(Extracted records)

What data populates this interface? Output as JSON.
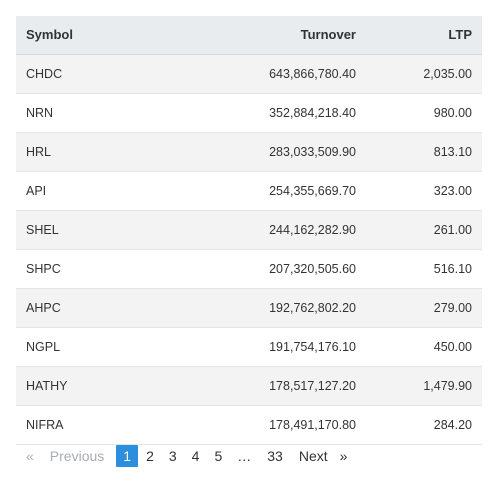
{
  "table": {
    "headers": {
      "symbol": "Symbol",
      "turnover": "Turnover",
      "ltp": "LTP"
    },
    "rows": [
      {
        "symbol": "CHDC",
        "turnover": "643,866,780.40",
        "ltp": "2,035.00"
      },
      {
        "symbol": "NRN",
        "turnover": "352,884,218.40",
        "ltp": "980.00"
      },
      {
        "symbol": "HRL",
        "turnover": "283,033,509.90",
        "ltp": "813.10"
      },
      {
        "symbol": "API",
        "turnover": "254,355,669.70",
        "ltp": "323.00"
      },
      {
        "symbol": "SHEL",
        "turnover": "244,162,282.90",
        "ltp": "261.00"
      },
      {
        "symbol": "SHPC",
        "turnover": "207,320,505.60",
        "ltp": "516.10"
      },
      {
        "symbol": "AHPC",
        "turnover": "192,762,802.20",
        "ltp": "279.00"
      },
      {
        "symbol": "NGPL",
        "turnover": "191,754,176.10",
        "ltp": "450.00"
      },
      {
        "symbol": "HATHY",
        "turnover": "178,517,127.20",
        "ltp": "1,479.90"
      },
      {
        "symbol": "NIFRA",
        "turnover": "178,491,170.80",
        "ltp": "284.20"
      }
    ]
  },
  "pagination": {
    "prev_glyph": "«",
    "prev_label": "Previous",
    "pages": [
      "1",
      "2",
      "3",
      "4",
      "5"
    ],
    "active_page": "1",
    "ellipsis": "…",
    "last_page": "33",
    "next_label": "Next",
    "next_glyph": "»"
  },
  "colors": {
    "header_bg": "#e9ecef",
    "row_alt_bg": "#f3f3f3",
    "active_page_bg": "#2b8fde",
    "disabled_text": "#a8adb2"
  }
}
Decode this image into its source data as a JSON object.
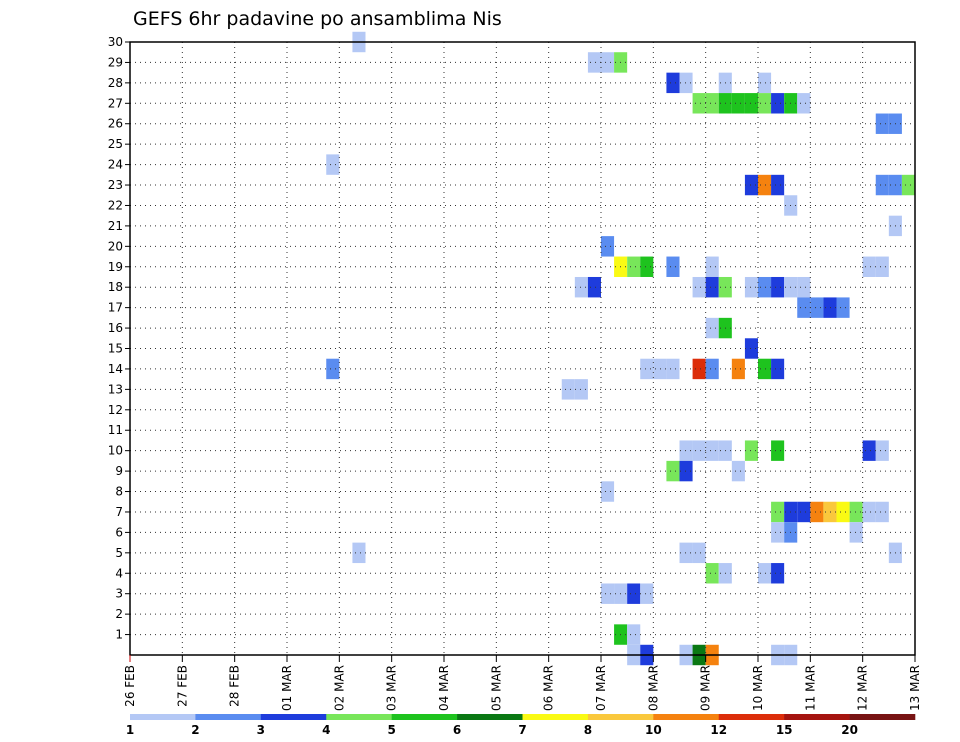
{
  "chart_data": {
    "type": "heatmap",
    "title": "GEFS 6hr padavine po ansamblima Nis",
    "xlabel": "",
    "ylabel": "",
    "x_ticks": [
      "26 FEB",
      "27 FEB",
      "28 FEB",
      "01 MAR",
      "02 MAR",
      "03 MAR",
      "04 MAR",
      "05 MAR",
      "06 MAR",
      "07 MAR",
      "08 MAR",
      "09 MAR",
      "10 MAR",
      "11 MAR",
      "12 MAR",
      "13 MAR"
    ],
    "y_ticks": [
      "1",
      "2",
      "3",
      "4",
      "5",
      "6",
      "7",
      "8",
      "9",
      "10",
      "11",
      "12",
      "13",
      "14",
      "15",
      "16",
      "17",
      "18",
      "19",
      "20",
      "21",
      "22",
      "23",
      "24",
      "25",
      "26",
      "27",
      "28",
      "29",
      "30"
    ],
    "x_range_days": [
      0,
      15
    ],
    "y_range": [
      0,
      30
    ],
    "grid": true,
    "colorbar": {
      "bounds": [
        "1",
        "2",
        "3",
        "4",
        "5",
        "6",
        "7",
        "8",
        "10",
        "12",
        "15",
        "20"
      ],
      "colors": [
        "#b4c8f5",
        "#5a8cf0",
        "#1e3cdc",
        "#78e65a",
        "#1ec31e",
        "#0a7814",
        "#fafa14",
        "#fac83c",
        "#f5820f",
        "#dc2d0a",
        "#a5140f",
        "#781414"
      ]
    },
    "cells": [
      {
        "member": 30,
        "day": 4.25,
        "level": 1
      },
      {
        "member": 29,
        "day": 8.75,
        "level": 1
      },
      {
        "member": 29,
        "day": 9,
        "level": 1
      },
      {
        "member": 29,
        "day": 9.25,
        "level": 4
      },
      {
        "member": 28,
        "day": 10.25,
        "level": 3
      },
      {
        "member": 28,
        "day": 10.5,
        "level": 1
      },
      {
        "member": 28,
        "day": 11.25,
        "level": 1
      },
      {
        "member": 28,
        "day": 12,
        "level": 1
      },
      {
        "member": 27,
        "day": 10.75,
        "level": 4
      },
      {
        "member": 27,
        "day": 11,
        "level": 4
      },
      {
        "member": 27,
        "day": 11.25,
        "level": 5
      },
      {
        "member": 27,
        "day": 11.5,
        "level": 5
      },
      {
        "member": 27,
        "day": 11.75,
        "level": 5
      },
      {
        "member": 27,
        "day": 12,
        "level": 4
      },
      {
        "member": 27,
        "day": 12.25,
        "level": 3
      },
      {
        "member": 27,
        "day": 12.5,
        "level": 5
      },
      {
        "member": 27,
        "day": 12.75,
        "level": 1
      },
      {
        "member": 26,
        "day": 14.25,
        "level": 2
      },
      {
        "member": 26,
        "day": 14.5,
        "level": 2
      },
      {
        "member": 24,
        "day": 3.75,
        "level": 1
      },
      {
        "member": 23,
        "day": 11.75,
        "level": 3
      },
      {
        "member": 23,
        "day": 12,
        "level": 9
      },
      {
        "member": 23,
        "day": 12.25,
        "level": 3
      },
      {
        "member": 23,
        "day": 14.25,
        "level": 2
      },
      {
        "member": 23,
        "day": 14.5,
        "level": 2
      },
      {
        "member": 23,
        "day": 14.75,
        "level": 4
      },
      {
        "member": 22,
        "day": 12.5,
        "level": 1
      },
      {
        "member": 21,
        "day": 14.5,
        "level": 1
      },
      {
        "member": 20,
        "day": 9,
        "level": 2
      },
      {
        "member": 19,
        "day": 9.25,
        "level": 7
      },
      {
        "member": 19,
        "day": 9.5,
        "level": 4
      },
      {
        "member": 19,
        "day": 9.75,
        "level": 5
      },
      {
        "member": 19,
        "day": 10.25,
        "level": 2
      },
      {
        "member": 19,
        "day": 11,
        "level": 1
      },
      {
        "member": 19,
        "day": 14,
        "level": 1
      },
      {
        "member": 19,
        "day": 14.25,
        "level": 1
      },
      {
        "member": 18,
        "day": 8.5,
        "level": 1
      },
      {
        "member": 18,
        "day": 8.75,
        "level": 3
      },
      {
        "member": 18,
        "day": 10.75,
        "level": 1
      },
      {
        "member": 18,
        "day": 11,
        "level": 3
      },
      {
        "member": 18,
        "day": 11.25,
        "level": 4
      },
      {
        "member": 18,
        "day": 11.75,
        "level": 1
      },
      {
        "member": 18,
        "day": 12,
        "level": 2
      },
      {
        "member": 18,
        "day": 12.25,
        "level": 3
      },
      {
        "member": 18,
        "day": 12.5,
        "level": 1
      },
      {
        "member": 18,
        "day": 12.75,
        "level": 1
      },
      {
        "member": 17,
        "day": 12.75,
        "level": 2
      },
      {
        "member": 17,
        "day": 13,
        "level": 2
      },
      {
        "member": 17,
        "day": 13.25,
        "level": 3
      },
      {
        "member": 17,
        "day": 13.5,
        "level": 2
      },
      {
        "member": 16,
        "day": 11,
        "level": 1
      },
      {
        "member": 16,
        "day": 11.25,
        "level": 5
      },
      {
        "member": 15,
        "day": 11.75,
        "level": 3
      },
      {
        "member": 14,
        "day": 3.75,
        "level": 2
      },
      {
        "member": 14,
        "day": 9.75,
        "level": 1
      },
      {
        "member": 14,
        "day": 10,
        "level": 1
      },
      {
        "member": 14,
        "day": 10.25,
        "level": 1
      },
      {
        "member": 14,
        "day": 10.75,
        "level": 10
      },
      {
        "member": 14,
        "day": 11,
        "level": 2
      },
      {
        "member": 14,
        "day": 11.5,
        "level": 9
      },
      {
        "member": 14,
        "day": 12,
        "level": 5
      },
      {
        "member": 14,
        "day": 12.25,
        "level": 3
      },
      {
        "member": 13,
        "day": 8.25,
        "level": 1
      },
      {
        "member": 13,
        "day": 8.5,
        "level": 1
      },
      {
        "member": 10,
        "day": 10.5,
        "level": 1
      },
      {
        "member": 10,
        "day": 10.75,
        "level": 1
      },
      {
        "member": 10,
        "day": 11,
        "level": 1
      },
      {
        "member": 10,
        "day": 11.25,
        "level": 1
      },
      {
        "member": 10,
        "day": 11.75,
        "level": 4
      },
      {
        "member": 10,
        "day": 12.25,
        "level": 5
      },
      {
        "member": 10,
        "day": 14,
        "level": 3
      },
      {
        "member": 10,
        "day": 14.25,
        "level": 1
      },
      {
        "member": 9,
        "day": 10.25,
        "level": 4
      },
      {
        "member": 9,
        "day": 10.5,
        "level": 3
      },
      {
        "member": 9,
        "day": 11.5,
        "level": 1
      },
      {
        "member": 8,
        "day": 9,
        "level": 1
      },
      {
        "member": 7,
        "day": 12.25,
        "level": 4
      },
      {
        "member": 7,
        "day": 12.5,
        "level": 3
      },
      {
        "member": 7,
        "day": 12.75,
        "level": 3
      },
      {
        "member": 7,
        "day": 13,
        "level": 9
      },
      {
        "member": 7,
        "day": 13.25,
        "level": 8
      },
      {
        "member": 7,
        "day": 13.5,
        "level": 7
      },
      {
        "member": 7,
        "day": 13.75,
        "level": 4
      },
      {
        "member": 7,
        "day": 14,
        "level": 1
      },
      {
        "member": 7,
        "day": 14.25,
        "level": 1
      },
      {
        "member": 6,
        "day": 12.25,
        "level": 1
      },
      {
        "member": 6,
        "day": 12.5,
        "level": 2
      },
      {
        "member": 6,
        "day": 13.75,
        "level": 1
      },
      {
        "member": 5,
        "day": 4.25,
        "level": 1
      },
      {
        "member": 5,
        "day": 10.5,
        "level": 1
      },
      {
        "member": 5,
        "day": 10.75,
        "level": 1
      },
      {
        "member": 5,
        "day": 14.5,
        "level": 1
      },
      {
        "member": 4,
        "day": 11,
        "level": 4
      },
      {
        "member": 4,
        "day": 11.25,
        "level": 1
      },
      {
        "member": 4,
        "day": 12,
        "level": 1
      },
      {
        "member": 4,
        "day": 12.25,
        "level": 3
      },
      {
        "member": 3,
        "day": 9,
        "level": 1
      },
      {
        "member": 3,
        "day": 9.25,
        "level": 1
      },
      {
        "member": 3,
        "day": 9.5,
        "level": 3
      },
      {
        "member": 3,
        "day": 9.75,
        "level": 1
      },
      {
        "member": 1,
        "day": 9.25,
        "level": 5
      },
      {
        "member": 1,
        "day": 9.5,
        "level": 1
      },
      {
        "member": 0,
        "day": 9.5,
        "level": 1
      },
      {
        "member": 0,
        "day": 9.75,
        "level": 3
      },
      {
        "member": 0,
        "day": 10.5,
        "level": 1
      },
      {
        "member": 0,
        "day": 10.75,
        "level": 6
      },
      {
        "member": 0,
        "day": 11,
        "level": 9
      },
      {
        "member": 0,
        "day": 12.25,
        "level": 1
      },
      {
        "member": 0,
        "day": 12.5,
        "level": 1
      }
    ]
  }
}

Description of the task ▸ Where a line holds "JSON", copy that line.

Written response ▸
What data populates this interface? Output as JSON.
Decode this image into its source data as a JSON object.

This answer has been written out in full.